*Source text*.

Another character talks of "the situation that moved from simplicity to sophistication...to become a powder keg." It is fascinating to hear and watch as each character reflected that powder keg experience uniquely. The play revealed that each one of us is, in fact, the accumulation of our life's experiences, at any given moment in time.
As the viewer watches the rumors spread, there is the realization that, "There always is the story. And then always there is the story about the story."
In a sense, Fires in the Mirror shows how one story is transformed and extended by the Crown Heights citizens into other stories, with each story being somewhat new, usually nuanced, and uniquely shaped by the circumstances surrounding the story-teller's accumulated life experiences. The accumulation is each individual's life. No other individual in the whole world can possibly have the exact same accumulation of experiences. That's a practical example of what diversity looks like.
In a certain sense, all involved are at fault in creating the riots. In quite another sense, the play makes clear that no one is at fault, because at any moment the community is prone to erupt into the confusion and violence that comes from individual bafflement and fear from an unexpected occurrence. In this case the occurrence is the auto crash leading to the murder that evening. The play says it is hard to assign blame. No one but no one wanted to have seven-year-old Cato killed in the auto accident. That evening, the teenagers didn't really want to kill Yankel in retaliation. Rather they were reacting, by automatically and unthinkingly expressing their anger and their oppressively inarticulate grief through knee-jerk violence.
Compelling--that one word describes the play's environmental aesthetic of eruption, noise, and confusion, all of which lead by the end to some clarity, yes, but also to stupefied and inexplicable human silence. That muted end result, the play shows, comes from a lack of absolute certainty regarding something important yet ultimately mysterious.
There is a great deal to be said for undertaking an exploration of the meaning in the moral ambiguity and confusion prevailing within the conflicted Brooklyn neighborhood, the confusion initiated by the two understandable, if terrible, deaths. In this instance, one might ask this: If we are not to assign blame, then what is the human alternative in these particular circumstances of murder leading to the madness of mass mayhem.
Prehaps after all it is forgiveness.
As the audience listens to each interpretation of the unfolding story--of what next happened and why--viewers comes to see that each point of view has some validity. There is never merely two sides to a story, that proverbial and simplistic black and white dichotomy. Humans are too complex for easy categorization into a "this" or a "that" camp or an "us vs. them" position. In truth there are often 10 or 15 sides to a story...at least.

*Extracted material*.
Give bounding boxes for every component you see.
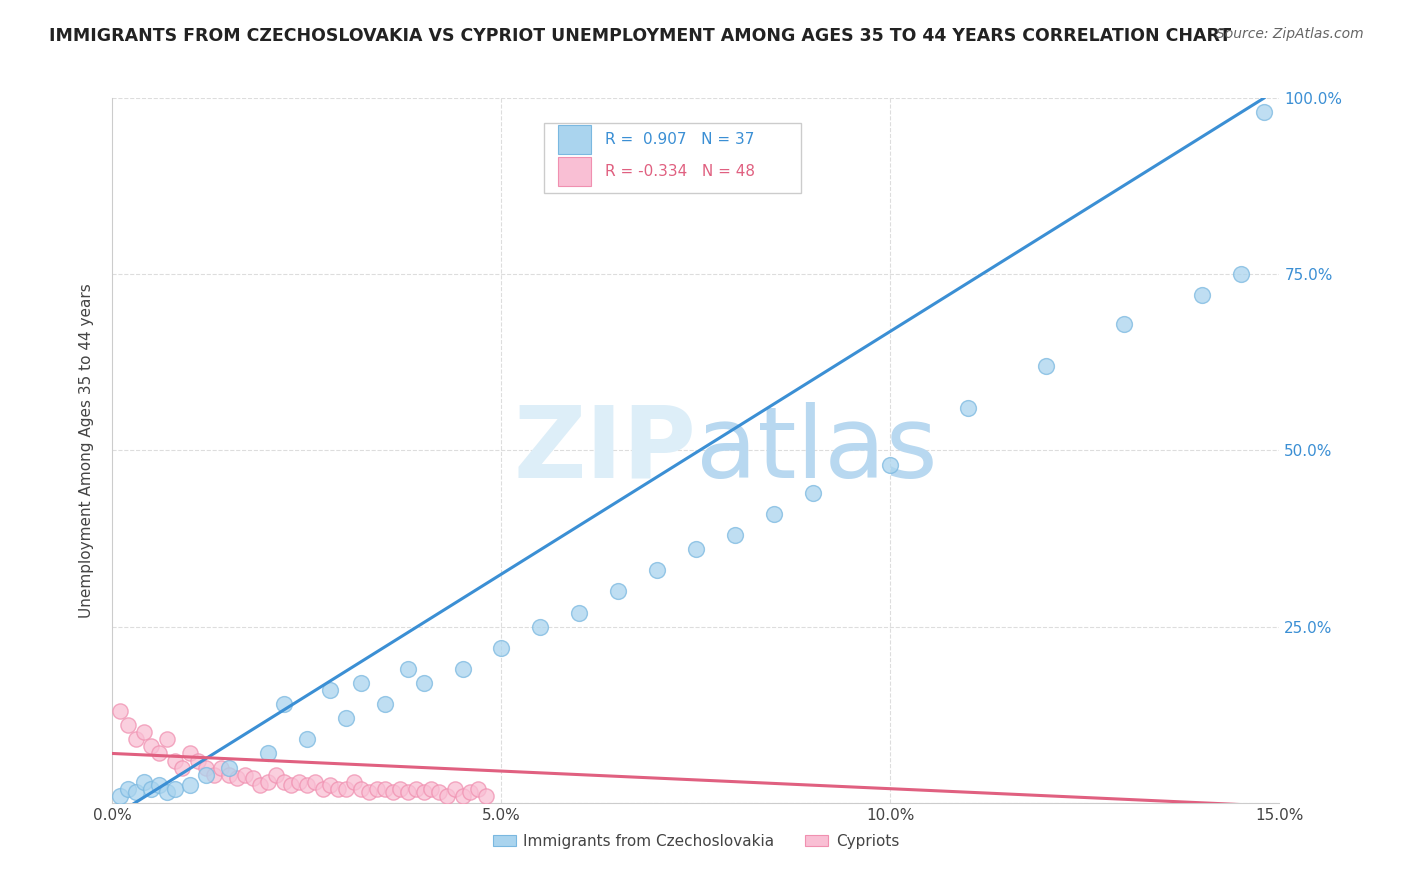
Point [568, 606, 591, 620]
Point [172, 760, 194, 774]
Point [1112, 317, 1135, 331]
Point [280, 778, 302, 792]
Point [141, 739, 163, 754]
Text: atlas: atlas [696, 402, 938, 499]
Point [218, 760, 240, 774]
Point [335, 781, 357, 796]
Point [396, 785, 419, 799]
Point [724, 528, 747, 542]
Point [257, 774, 280, 789]
Point [156, 785, 179, 799]
Legend: Immigrants from Czechoslovakia, Cypriots: Immigrants from Czechoslovakia, Cypriots [486, 828, 905, 855]
Point [233, 767, 256, 781]
Point [467, 781, 489, 796]
Point [443, 781, 465, 796]
Point [1253, 105, 1275, 120]
Point [187, 754, 209, 768]
Point [110, 704, 132, 718]
Point [1191, 288, 1213, 302]
Point [381, 785, 404, 799]
Point [125, 732, 148, 747]
Point [209, 760, 232, 774]
Point [396, 662, 419, 676]
Point [957, 401, 980, 416]
Point [117, 718, 139, 732]
Y-axis label: Unemployment Among Ages 35 to 44 years: Unemployment Among Ages 35 to 44 years [79, 283, 94, 618]
Text: R =  0.907   N = 37: R = 0.907 N = 37 [605, 132, 755, 147]
Point [148, 778, 170, 792]
Point [304, 774, 326, 789]
Point [451, 662, 474, 676]
Point [249, 778, 271, 792]
Point [226, 771, 249, 785]
Point [148, 747, 170, 761]
Bar [558, 157, 591, 186]
Point [350, 676, 373, 690]
Point [163, 754, 186, 768]
Point [326, 781, 349, 796]
Point [350, 781, 373, 796]
Point [685, 542, 707, 557]
Point [1229, 268, 1251, 282]
Point [762, 507, 785, 521]
Point [374, 781, 396, 796]
Point [1035, 359, 1057, 373]
Point [132, 725, 155, 739]
Point [451, 789, 474, 803]
Point [645, 563, 668, 577]
Point [295, 778, 318, 792]
Point [335, 711, 357, 725]
Point [343, 774, 366, 789]
Point [529, 619, 551, 633]
Bar [558, 125, 591, 154]
Point [288, 774, 311, 789]
Point [412, 676, 434, 690]
Point [110, 789, 132, 803]
Point [141, 781, 163, 796]
Point [202, 767, 225, 781]
Point [163, 781, 186, 796]
Point [879, 458, 901, 472]
Point [273, 774, 295, 789]
Point [117, 781, 139, 796]
Point [319, 778, 342, 792]
Point [491, 640, 513, 655]
Point [460, 785, 482, 799]
Point [295, 732, 318, 747]
Point [257, 747, 280, 761]
Point [179, 747, 201, 761]
FancyBboxPatch shape [544, 123, 801, 194]
Point [179, 778, 201, 792]
Point [264, 767, 287, 781]
Point [359, 785, 381, 799]
Point [366, 781, 388, 796]
Point [125, 785, 148, 799]
Point [311, 781, 333, 796]
Text: Source: ZipAtlas.com: Source: ZipAtlas.com [1216, 27, 1364, 41]
Point [319, 683, 342, 698]
Point [194, 760, 217, 774]
Point [273, 697, 295, 711]
Point [405, 781, 427, 796]
Point [607, 584, 630, 599]
Point [242, 771, 264, 785]
Point [436, 789, 458, 803]
Point [374, 697, 396, 711]
Point [475, 789, 498, 803]
Point [801, 485, 824, 500]
Text: R = -0.334   N = 48: R = -0.334 N = 48 [605, 164, 755, 179]
Point [427, 785, 450, 799]
Point [420, 781, 443, 796]
Point [132, 774, 155, 789]
Point [194, 767, 217, 781]
Point [412, 785, 434, 799]
Point [218, 767, 240, 781]
Point [389, 781, 412, 796]
Point [156, 732, 179, 747]
Text: IMMIGRANTS FROM CZECHOSLOVAKIA VS CYPRIOT UNEMPLOYMENT AMONG AGES 35 TO 44 YEARS: IMMIGRANTS FROM CZECHOSLOVAKIA VS CYPRIO… [49, 27, 1232, 45]
Text: ZIP: ZIP [513, 402, 696, 499]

*Written tasks*.
a: Copy the passage of the review word for word, beginning at the words "Another character talks" and stopping after "moment in time.".
b: In the review, what was Cato's age at the time of the auto accident?
Use only the review as your source.

*Outputs by task*.
a:
Another character talks of "the situation that moved from simplicity to sophistication...to become a powder keg." It is fascinating to hear and watch as each character reflected that powder keg experience uniquely. The play revealed that each one of us is, in fact, the accumulation of our life's experiences, at any given moment in time.

b: Seven years old.